### Records provided ###

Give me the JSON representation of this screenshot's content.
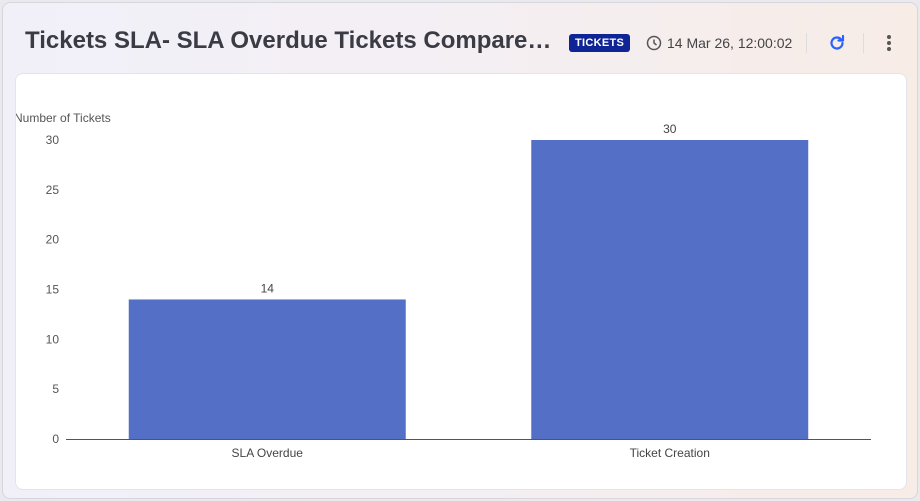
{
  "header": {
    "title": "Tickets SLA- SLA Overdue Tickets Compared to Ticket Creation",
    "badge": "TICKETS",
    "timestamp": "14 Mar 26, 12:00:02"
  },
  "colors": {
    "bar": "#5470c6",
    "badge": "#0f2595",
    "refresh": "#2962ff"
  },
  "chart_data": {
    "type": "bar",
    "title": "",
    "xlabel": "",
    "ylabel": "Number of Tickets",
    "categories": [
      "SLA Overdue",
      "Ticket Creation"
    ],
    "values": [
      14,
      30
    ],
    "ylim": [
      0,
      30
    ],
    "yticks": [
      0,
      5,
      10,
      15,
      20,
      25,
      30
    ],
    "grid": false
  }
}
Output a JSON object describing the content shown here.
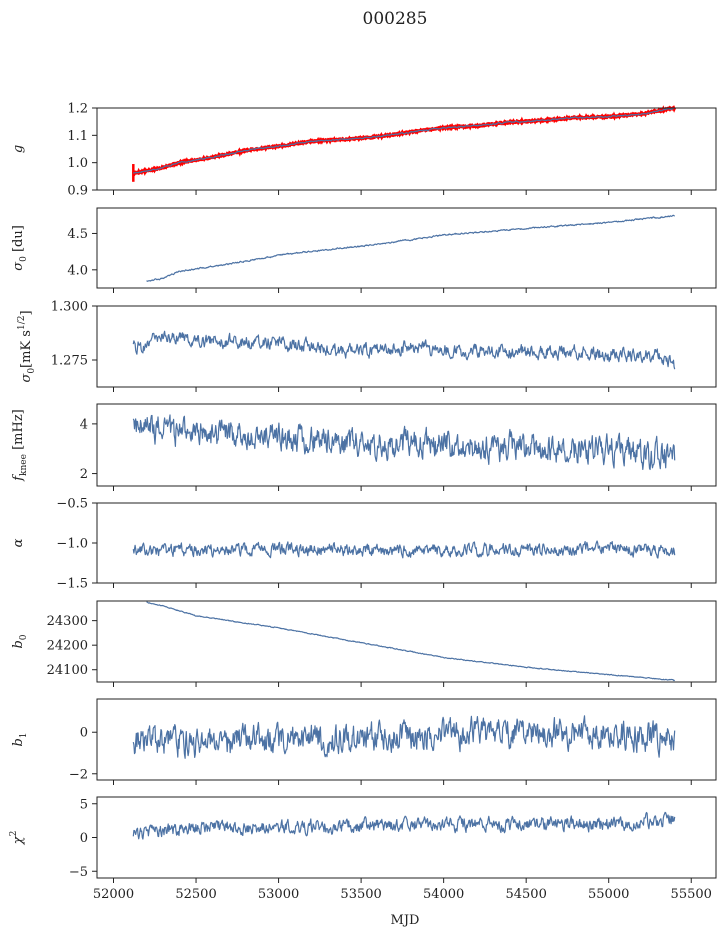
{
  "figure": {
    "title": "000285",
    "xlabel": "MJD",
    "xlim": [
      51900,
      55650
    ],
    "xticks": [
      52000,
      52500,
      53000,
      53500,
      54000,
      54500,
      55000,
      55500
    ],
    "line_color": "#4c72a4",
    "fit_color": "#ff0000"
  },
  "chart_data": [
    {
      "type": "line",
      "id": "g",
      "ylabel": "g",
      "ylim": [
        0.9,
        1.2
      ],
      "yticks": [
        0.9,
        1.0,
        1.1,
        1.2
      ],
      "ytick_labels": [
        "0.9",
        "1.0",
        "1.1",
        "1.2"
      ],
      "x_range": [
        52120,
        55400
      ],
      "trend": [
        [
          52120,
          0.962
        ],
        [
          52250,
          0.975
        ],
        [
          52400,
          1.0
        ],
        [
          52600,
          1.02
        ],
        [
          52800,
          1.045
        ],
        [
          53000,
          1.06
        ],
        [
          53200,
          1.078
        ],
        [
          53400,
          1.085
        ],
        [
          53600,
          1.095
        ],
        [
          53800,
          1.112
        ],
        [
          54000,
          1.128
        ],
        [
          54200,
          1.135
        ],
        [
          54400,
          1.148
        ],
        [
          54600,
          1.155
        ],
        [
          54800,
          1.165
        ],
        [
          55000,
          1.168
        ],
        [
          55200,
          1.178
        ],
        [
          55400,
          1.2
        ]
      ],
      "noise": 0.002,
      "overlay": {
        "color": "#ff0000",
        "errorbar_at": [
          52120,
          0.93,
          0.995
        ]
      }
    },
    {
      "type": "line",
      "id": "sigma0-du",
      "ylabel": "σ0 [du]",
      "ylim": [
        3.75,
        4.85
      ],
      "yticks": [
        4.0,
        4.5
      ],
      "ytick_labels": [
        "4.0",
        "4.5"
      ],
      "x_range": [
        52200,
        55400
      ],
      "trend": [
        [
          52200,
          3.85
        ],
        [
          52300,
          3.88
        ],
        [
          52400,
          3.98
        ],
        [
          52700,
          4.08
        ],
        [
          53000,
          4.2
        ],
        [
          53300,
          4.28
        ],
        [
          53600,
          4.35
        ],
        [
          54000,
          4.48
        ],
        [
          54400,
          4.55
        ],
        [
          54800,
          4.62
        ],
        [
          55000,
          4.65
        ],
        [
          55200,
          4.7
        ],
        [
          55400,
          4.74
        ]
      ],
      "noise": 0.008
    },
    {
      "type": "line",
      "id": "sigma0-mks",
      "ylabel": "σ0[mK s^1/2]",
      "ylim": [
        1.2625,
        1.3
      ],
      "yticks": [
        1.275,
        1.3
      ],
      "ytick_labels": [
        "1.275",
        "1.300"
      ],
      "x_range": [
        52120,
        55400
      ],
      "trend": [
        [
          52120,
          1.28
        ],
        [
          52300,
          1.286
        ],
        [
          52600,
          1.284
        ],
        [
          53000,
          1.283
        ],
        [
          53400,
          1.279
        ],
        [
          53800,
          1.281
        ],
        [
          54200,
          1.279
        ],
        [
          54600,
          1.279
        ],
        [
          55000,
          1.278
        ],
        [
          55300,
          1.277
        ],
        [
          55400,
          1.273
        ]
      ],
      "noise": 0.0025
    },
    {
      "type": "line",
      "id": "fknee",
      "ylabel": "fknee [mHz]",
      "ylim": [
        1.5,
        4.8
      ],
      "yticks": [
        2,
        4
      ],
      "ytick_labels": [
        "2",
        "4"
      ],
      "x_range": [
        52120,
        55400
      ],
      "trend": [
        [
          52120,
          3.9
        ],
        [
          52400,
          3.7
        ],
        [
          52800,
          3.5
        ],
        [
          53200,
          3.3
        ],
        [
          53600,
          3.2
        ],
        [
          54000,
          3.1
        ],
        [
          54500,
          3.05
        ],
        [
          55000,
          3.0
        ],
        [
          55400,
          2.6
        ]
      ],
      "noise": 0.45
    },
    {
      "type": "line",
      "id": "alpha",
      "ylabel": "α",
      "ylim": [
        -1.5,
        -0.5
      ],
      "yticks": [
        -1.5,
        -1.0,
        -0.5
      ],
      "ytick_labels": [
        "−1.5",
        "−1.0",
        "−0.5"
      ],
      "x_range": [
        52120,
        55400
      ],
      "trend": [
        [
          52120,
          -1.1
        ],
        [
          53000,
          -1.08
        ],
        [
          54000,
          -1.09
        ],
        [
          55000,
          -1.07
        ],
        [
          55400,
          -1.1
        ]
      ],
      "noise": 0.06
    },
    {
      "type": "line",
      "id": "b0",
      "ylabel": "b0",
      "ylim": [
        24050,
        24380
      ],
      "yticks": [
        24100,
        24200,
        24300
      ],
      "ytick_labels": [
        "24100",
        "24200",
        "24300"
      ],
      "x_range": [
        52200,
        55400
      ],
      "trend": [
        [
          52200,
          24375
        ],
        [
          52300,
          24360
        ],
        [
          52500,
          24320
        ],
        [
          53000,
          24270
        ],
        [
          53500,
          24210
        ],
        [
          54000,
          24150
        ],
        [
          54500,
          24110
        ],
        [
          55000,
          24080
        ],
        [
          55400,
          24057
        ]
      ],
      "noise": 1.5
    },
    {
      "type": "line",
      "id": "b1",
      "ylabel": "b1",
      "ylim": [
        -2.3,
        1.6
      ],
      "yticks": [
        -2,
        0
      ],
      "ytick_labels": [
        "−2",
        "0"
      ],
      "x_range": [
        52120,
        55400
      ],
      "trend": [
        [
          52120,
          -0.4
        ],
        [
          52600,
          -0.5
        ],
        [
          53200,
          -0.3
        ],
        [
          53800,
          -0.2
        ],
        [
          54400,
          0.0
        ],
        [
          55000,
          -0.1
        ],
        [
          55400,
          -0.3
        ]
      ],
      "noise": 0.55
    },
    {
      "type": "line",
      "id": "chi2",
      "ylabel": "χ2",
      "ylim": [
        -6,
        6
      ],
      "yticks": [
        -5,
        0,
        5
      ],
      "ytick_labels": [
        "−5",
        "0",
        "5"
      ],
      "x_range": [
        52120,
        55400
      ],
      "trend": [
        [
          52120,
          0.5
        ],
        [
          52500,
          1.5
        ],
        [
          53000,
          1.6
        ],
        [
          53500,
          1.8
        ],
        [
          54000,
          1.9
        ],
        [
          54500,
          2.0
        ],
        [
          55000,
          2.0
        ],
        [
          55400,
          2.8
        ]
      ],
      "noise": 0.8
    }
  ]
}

###

▸ Task instructions
Return the listing above word for word, with the pictures removed.

▸ Reply
Give me the JSON representation of this screenshot's content.
{
  "header": {
    "title": "Tickets SLA- SLA Overdue Tickets Compared to Ticket Creation",
    "badge": "TICKETS",
    "timestamp": "14 Mar 26, 12:00:02"
  },
  "colors": {
    "bar": "#5470c6",
    "badge": "#0f2595",
    "refresh": "#2962ff"
  },
  "chart_data": {
    "type": "bar",
    "title": "",
    "xlabel": "",
    "ylabel": "Number of Tickets",
    "categories": [
      "SLA Overdue",
      "Ticket Creation"
    ],
    "values": [
      14,
      30
    ],
    "ylim": [
      0,
      30
    ],
    "yticks": [
      0,
      5,
      10,
      15,
      20,
      25,
      30
    ],
    "grid": false
  }
}
Output a JSON object describing the content shown here.
{
  "figure": {
    "title": "000285",
    "xlabel": "MJD",
    "xlim": [
      51900,
      55650
    ],
    "xticks": [
      52000,
      52500,
      53000,
      53500,
      54000,
      54500,
      55000,
      55500
    ],
    "line_color": "#4c72a4",
    "fit_color": "#ff0000"
  },
  "chart_data": [
    {
      "type": "line",
      "id": "g",
      "ylabel": "g",
      "ylim": [
        0.9,
        1.2
      ],
      "yticks": [
        0.9,
        1.0,
        1.1,
        1.2
      ],
      "ytick_labels": [
        "0.9",
        "1.0",
        "1.1",
        "1.2"
      ],
      "x_range": [
        52120,
        55400
      ],
      "trend": [
        [
          52120,
          0.962
        ],
        [
          52250,
          0.975
        ],
        [
          52400,
          1.0
        ],
        [
          52600,
          1.02
        ],
        [
          52800,
          1.045
        ],
        [
          53000,
          1.06
        ],
        [
          53200,
          1.078
        ],
        [
          53400,
          1.085
        ],
        [
          53600,
          1.095
        ],
        [
          53800,
          1.112
        ],
        [
          54000,
          1.128
        ],
        [
          54200,
          1.135
        ],
        [
          54400,
          1.148
        ],
        [
          54600,
          1.155
        ],
        [
          54800,
          1.165
        ],
        [
          55000,
          1.168
        ],
        [
          55200,
          1.178
        ],
        [
          55400,
          1.2
        ]
      ],
      "noise": 0.002,
      "overlay": {
        "color": "#ff0000",
        "errorbar_at": [
          52120,
          0.93,
          0.995
        ]
      }
    },
    {
      "type": "line",
      "id": "sigma0-du",
      "ylabel": "σ0 [du]",
      "ylim": [
        3.75,
        4.85
      ],
      "yticks": [
        4.0,
        4.5
      ],
      "ytick_labels": [
        "4.0",
        "4.5"
      ],
      "x_range": [
        52200,
        55400
      ],
      "trend": [
        [
          52200,
          3.85
        ],
        [
          52300,
          3.88
        ],
        [
          52400,
          3.98
        ],
        [
          52700,
          4.08
        ],
        [
          53000,
          4.2
        ],
        [
          53300,
          4.28
        ],
        [
          53600,
          4.35
        ],
        [
          54000,
          4.48
        ],
        [
          54400,
          4.55
        ],
        [
          54800,
          4.62
        ],
        [
          55000,
          4.65
        ],
        [
          55200,
          4.7
        ],
        [
          55400,
          4.74
        ]
      ],
      "noise": 0.008
    },
    {
      "type": "line",
      "id": "sigma0-mks",
      "ylabel": "σ0[mK s^1/2]",
      "ylim": [
        1.2625,
        1.3
      ],
      "yticks": [
        1.275,
        1.3
      ],
      "ytick_labels": [
        "1.275",
        "1.300"
      ],
      "x_range": [
        52120,
        55400
      ],
      "trend": [
        [
          52120,
          1.28
        ],
        [
          52300,
          1.286
        ],
        [
          52600,
          1.284
        ],
        [
          53000,
          1.283
        ],
        [
          53400,
          1.279
        ],
        [
          53800,
          1.281
        ],
        [
          54200,
          1.279
        ],
        [
          54600,
          1.279
        ],
        [
          55000,
          1.278
        ],
        [
          55300,
          1.277
        ],
        [
          55400,
          1.273
        ]
      ],
      "noise": 0.0025
    },
    {
      "type": "line",
      "id": "fknee",
      "ylabel": "fknee [mHz]",
      "ylim": [
        1.5,
        4.8
      ],
      "yticks": [
        2,
        4
      ],
      "ytick_labels": [
        "2",
        "4"
      ],
      "x_range": [
        52120,
        55400
      ],
      "trend": [
        [
          52120,
          3.9
        ],
        [
          52400,
          3.7
        ],
        [
          52800,
          3.5
        ],
        [
          53200,
          3.3
        ],
        [
          53600,
          3.2
        ],
        [
          54000,
          3.1
        ],
        [
          54500,
          3.05
        ],
        [
          55000,
          3.0
        ],
        [
          55400,
          2.6
        ]
      ],
      "noise": 0.45
    },
    {
      "type": "line",
      "id": "alpha",
      "ylabel": "α",
      "ylim": [
        -1.5,
        -0.5
      ],
      "yticks": [
        -1.5,
        -1.0,
        -0.5
      ],
      "ytick_labels": [
        "−1.5",
        "−1.0",
        "−0.5"
      ],
      "x_range": [
        52120,
        55400
      ],
      "trend": [
        [
          52120,
          -1.1
        ],
        [
          53000,
          -1.08
        ],
        [
          54000,
          -1.09
        ],
        [
          55000,
          -1.07
        ],
        [
          55400,
          -1.1
        ]
      ],
      "noise": 0.06
    },
    {
      "type": "line",
      "id": "b0",
      "ylabel": "b0",
      "ylim": [
        24050,
        24380
      ],
      "yticks": [
        24100,
        24200,
        24300
      ],
      "ytick_labels": [
        "24100",
        "24200",
        "24300"
      ],
      "x_range": [
        52200,
        55400
      ],
      "trend": [
        [
          52200,
          24375
        ],
        [
          52300,
          24360
        ],
        [
          52500,
          24320
        ],
        [
          53000,
          24270
        ],
        [
          53500,
          24210
        ],
        [
          54000,
          24150
        ],
        [
          54500,
          24110
        ],
        [
          55000,
          24080
        ],
        [
          55400,
          24057
        ]
      ],
      "noise": 1.5
    },
    {
      "type": "line",
      "id": "b1",
      "ylabel": "b1",
      "ylim": [
        -2.3,
        1.6
      ],
      "yticks": [
        -2,
        0
      ],
      "ytick_labels": [
        "−2",
        "0"
      ],
      "x_range": [
        52120,
        55400
      ],
      "trend": [
        [
          52120,
          -0.4
        ],
        [
          52600,
          -0.5
        ],
        [
          53200,
          -0.3
        ],
        [
          53800,
          -0.2
        ],
        [
          54400,
          0.0
        ],
        [
          55000,
          -0.1
        ],
        [
          55400,
          -0.3
        ]
      ],
      "noise": 0.55
    },
    {
      "type": "line",
      "id": "chi2",
      "ylabel": "χ2",
      "ylim": [
        -6,
        6
      ],
      "yticks": [
        -5,
        0,
        5
      ],
      "ytick_labels": [
        "−5",
        "0",
        "5"
      ],
      "x_range": [
        52120,
        55400
      ],
      "trend": [
        [
          52120,
          0.5
        ],
        [
          52500,
          1.5
        ],
        [
          53000,
          1.6
        ],
        [
          53500,
          1.8
        ],
        [
          54000,
          1.9
        ],
        [
          54500,
          2.0
        ],
        [
          55000,
          2.0
        ],
        [
          55400,
          2.8
        ]
      ],
      "noise": 0.8
    }
  ]
}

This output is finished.